* _Instruction_: Output, word for word, every line from the line with "Extract the structured" through the final line of the data below.

* _Supplied data_:
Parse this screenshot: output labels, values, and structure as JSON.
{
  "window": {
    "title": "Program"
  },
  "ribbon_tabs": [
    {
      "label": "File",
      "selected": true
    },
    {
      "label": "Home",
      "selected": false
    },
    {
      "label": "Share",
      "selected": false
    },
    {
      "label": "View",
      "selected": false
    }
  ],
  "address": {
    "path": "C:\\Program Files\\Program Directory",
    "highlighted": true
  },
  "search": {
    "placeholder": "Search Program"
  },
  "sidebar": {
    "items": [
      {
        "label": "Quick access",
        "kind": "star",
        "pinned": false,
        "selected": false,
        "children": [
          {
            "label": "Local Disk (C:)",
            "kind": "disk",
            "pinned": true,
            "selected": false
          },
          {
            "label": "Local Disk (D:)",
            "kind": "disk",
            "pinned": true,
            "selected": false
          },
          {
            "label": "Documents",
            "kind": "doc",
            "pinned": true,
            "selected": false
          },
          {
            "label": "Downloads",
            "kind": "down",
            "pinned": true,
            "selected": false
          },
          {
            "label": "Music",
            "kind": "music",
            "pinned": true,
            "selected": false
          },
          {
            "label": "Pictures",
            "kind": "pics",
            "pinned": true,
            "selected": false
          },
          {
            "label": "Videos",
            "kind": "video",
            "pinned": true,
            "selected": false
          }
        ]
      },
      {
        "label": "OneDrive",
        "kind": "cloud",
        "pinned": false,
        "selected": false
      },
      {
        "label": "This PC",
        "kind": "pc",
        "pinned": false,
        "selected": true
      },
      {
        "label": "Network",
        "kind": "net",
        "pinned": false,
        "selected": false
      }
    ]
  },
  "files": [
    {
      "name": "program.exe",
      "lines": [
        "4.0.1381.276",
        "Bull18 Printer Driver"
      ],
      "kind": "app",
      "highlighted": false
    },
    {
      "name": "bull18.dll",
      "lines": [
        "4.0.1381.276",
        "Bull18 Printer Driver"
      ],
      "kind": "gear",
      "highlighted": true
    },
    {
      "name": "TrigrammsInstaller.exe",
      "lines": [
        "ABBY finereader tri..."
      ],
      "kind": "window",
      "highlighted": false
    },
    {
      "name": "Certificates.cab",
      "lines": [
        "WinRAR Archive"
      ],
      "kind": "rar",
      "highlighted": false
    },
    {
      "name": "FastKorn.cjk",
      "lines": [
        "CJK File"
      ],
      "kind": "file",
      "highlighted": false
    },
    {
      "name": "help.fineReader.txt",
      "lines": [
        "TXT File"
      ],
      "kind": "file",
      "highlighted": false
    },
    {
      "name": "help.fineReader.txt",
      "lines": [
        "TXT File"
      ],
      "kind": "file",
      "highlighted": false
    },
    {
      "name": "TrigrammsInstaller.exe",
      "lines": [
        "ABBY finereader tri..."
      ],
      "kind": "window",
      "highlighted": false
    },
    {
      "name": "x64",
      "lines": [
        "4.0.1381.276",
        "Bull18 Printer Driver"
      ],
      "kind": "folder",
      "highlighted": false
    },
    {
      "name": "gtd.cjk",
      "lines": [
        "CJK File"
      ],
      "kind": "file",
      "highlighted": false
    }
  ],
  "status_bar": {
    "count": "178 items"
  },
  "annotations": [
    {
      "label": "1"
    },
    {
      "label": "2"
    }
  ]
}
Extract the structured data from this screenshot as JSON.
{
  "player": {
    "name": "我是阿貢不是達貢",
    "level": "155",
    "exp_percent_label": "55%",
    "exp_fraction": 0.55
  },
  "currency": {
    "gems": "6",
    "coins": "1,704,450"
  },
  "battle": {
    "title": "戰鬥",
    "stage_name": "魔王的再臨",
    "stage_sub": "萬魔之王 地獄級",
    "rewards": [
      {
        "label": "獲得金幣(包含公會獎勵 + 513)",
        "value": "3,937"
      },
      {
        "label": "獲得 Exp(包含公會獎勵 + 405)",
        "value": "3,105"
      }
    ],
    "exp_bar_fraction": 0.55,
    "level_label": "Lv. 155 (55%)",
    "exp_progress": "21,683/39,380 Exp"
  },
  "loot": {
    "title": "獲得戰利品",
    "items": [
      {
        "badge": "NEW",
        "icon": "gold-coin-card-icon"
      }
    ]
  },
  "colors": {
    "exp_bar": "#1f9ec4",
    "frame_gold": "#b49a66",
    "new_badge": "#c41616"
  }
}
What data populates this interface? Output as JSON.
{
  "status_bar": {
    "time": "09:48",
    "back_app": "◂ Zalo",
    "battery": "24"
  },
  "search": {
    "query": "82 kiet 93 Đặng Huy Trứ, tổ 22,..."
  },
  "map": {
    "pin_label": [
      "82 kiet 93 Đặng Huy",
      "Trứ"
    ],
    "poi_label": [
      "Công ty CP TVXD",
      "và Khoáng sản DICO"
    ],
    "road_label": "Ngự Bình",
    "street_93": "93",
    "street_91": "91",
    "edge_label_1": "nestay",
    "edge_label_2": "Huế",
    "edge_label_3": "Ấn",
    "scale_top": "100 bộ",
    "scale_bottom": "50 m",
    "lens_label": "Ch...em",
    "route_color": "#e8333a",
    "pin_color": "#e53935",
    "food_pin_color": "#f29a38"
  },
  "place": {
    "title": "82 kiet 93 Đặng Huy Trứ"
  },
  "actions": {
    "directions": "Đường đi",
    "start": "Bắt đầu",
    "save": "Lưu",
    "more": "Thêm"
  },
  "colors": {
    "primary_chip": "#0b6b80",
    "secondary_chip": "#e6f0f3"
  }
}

* _Exercise output_:
Extract the structured data from this screenshot as JSON.
{
  "player": {
    "name": "我是阿貢不是達貢",
    "level": "155",
    "exp_percent_label": "55%",
    "exp_fraction": 0.55
  },
  "currency": {
    "gems": "6",
    "coins": "1,704,450"
  },
  "battle": {
    "title": "戰鬥",
    "stage_name": "魔王的再臨",
    "stage_sub": "萬魔之王 地獄級",
    "rewards": [
      {
        "label": "獲得金幣(包含公會獎勵 + 513)",
        "value": "3,937"
      },
      {
        "label": "獲得 Exp(包含公會獎勵 + 405)",
        "value": "3,105"
      }
    ],
    "exp_bar_fraction": 0.55,
    "level_label": "Lv. 155 (55%)",
    "exp_progress": "21,683/39,380 Exp"
  },
  "loot": {
    "title": "獲得戰利品",
    "items": [
      {
        "badge": "NEW",
        "icon": "gold-coin-card-icon"
      }
    ]
  },
  "colors": {
    "exp_bar": "#1f9ec4",
    "frame_gold": "#b49a66",
    "new_badge": "#c41616"
  }
}
What data populates this interface? Output as JSON.
{
  "status_bar": {
    "time": "09:48",
    "back_app": "◂ Zalo",
    "battery": "24"
  },
  "search": {
    "query": "82 kiet 93 Đặng Huy Trứ, tổ 22,..."
  },
  "map": {
    "pin_label": [
      "82 kiet 93 Đặng Huy",
      "Trứ"
    ],
    "poi_label": [
      "Công ty CP TVXD",
      "và Khoáng sản DICO"
    ],
    "road_label": "Ngự Bình",
    "street_93": "93",
    "street_91": "91",
    "edge_label_1": "nestay",
    "edge_label_2": "Huế",
    "edge_label_3": "Ấn",
    "scale_top": "100 bộ",
    "scale_bottom": "50 m",
    "lens_label": "Ch...em",
    "route_color": "#e8333a",
    "pin_color": "#e53935",
    "food_pin_color": "#f29a38"
  },
  "place": {
    "title": "82 kiet 93 Đặng Huy Trứ"
  },
  "actions": {
    "directions": "Đường đi",
    "start": "Bắt đầu",
    "save": "Lưu",
    "more": "Thêm"
  },
  "colors": {
    "primary_chip": "#0b6b80",
    "secondary_chip": "#e6f0f3"
  }
}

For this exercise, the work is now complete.